The entries need to be copied exactly.

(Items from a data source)
** start **

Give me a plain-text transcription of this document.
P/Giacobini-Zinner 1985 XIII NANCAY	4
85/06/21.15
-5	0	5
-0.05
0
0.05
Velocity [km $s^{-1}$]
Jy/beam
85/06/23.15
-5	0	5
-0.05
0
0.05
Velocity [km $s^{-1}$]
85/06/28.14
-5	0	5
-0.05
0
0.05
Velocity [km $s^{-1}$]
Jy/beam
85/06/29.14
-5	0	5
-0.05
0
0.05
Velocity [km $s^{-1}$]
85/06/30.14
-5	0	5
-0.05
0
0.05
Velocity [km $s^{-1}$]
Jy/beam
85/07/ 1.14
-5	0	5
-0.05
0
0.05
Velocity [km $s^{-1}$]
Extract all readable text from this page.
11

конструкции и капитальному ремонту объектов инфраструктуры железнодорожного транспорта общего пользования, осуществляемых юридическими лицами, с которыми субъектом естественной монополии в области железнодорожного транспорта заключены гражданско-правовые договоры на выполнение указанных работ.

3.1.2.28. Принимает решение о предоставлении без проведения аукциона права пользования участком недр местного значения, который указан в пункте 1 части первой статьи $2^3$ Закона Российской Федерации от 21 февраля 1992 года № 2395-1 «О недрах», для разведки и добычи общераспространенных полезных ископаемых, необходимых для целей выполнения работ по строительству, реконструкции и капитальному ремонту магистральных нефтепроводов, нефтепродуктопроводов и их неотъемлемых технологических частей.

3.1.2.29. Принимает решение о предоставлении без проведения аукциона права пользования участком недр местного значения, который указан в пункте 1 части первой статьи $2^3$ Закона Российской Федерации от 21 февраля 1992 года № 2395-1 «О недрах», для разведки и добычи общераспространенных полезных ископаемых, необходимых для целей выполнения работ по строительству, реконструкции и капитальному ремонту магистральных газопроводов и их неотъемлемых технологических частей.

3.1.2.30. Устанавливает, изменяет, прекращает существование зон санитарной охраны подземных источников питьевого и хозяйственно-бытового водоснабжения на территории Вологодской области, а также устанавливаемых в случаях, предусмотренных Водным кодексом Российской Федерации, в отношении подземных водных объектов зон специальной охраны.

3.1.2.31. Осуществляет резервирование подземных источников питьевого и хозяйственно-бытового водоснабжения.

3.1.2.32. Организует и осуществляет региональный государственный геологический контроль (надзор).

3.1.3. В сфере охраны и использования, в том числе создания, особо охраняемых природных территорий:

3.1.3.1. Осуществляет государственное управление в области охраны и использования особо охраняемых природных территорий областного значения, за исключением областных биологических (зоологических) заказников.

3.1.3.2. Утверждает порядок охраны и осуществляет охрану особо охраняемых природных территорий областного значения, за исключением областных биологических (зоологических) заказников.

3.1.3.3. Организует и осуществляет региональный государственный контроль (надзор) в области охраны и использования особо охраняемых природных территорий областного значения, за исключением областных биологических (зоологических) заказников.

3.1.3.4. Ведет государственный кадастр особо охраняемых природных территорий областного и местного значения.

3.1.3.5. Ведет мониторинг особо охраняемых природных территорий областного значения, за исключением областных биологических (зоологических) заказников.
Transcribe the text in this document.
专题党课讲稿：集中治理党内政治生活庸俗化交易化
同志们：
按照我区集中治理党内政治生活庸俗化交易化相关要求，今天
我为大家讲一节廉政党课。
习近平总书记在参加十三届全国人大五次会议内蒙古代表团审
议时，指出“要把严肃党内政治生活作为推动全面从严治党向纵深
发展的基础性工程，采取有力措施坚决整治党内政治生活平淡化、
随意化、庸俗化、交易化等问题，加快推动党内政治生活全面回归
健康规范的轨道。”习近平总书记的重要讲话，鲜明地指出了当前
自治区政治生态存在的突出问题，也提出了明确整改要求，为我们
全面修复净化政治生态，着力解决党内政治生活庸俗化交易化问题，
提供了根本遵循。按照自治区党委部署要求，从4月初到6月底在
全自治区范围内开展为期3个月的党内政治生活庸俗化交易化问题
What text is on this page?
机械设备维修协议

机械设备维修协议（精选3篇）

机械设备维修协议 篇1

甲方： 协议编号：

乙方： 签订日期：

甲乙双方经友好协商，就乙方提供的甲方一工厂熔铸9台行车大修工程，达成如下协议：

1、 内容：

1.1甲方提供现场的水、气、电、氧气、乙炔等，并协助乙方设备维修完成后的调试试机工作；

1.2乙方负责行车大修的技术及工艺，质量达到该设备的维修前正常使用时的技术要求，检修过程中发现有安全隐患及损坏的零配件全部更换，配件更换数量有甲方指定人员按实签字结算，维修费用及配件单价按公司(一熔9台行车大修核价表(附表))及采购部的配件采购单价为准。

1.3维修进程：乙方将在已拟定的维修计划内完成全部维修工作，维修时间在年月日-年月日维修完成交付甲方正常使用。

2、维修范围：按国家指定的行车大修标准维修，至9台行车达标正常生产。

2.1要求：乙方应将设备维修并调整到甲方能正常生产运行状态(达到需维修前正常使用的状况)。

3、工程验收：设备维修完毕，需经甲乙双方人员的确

** end **

### FULL RESPONSE
Give me a plain-text transcription of this document.
P/Giacobini-Zinner 1985 XIII NANCAY	4
85/06/21.15
-5	0	5
-0.05
0
0.05
Velocity [km $s^{-1}$]
Jy/beam
85/06/23.15
-5	0	5
-0.05
0
0.05
Velocity [km $s^{-1}$]
85/06/28.14
-5	0	5
-0.05
0
0.05
Velocity [km $s^{-1}$]
Jy/beam
85/06/29.14
-5	0	5
-0.05
0
0.05
Velocity [km $s^{-1}$]
85/06/30.14
-5	0	5
-0.05
0
0.05
Velocity [km $s^{-1}$]
Jy/beam
85/07/ 1.14
-5	0	5
-0.05
0
0.05
Velocity [km $s^{-1}$]
Extract all readable text from this page.
11

конструкции и капитальному ремонту объектов инфраструктуры железнодорожного транспорта общего пользования, осуществляемых юридическими лицами, с которыми субъектом естественной монополии в области железнодорожного транспорта заключены гражданско-правовые договоры на выполнение указанных работ.

3.1.2.28. Принимает решение о предоставлении без проведения аукциона права пользования участком недр местного значения, который указан в пункте 1 части первой статьи $2^3$ Закона Российской Федерации от 21 февраля 1992 года № 2395-1 «О недрах», для разведки и добычи общераспространенных полезных ископаемых, необходимых для целей выполнения работ по строительству, реконструкции и капитальному ремонту магистральных нефтепроводов, нефтепродуктопроводов и их неотъемлемых технологических частей.

3.1.2.29. Принимает решение о предоставлении без проведения аукциона права пользования участком недр местного значения, который указан в пункте 1 части первой статьи $2^3$ Закона Российской Федерации от 21 февраля 1992 года № 2395-1 «О недрах», для разведки и добычи общераспространенных полезных ископаемых, необходимых для целей выполнения работ по строительству, реконструкции и капитальному ремонту магистральных газопроводов и их неотъемлемых технологических частей.

3.1.2.30. Устанавливает, изменяет, прекращает существование зон санитарной охраны подземных источников питьевого и хозяйственно-бытового водоснабжения на территории Вологодской области, а также устанавливаемых в случаях, предусмотренных Водным кодексом Российской Федерации, в отношении подземных водных объектов зон специальной охраны.

3.1.2.31. Осуществляет резервирование подземных источников питьевого и хозяйственно-бытового водоснабжения.

3.1.2.32. Организует и осуществляет региональный государственный геологический контроль (надзор).

3.1.3. В сфере охраны и использования, в том числе создания, особо охраняемых природных территорий:

3.1.3.1. Осуществляет государственное управление в области охраны и использования особо охраняемых природных территорий областного значения, за исключением областных биологических (зоологических) заказников.

3.1.3.2. Утверждает порядок охраны и осуществляет охрану особо охраняемых природных территорий областного значения, за исключением областных биологических (зоологических) заказников.

3.1.3.3. Организует и осуществляет региональный государственный контроль (надзор) в области охраны и использования особо охраняемых природных территорий областного значения, за исключением областных биологических (зоологических) заказников.

3.1.3.4. Ведет государственный кадастр особо охраняемых природных территорий областного и местного значения.

3.1.3.5. Ведет мониторинг особо охраняемых природных территорий областного значения, за исключением областных биологических (зоологических) заказников.
Transcribe the text in this document.
专题党课讲稿：集中治理党内政治生活庸俗化交易化
同志们：
按照我区集中治理党内政治生活庸俗化交易化相关要求，今天
我为大家讲一节廉政党课。
习近平总书记在参加十三届全国人大五次会议内蒙古代表团审
议时，指出“要把严肃党内政治生活作为推动全面从严治党向纵深
发展的基础性工程，采取有力措施坚决整治党内政治生活平淡化、
随意化、庸俗化、交易化等问题，加快推动党内政治生活全面回归
健康规范的轨道。”习近平总书记的重要讲话，鲜明地指出了当前
自治区政治生态存在的突出问题，也提出了明确整改要求，为我们
全面修复净化政治生态，着力解决党内政治生活庸俗化交易化问题，
提供了根本遵循。按照自治区党委部署要求，从4月初到6月底在
全自治区范围内开展为期3个月的党内政治生活庸俗化交易化问题
What text is on this page?
机械设备维修协议

机械设备维修协议（精选3篇）

机械设备维修协议 篇1

甲方： 协议编号：

乙方： 签订日期：

甲乙双方经友好协商，就乙方提供的甲方一工厂熔铸9台行车大修工程，达成如下协议：

1、 内容：

1.1甲方提供现场的水、气、电、氧气、乙炔等，并协助乙方设备维修完成后的调试试机工作；

1.2乙方负责行车大修的技术及工艺，质量达到该设备的维修前正常使用时的技术要求，检修过程中发现有安全隐患及损坏的零配件全部更换，配件更换数量有甲方指定人员按实签字结算，维修费用及配件单价按公司(一熔9台行车大修核价表(附表))及采购部的配件采购单价为准。

1.3维修进程：乙方将在已拟定的维修计划内完成全部维修工作，维修时间在年月日-年月日维修完成交付甲方正常使用。

2、维修范围：按国家指定的行车大修标准维修，至9台行车达标正常生产。

2.1要求：乙方应将设备维修并调整到甲方能正常生产运行状态(达到需维修前正常使用的状况)。

3、工程验收：设备维修完毕，需经甲乙双方人员的确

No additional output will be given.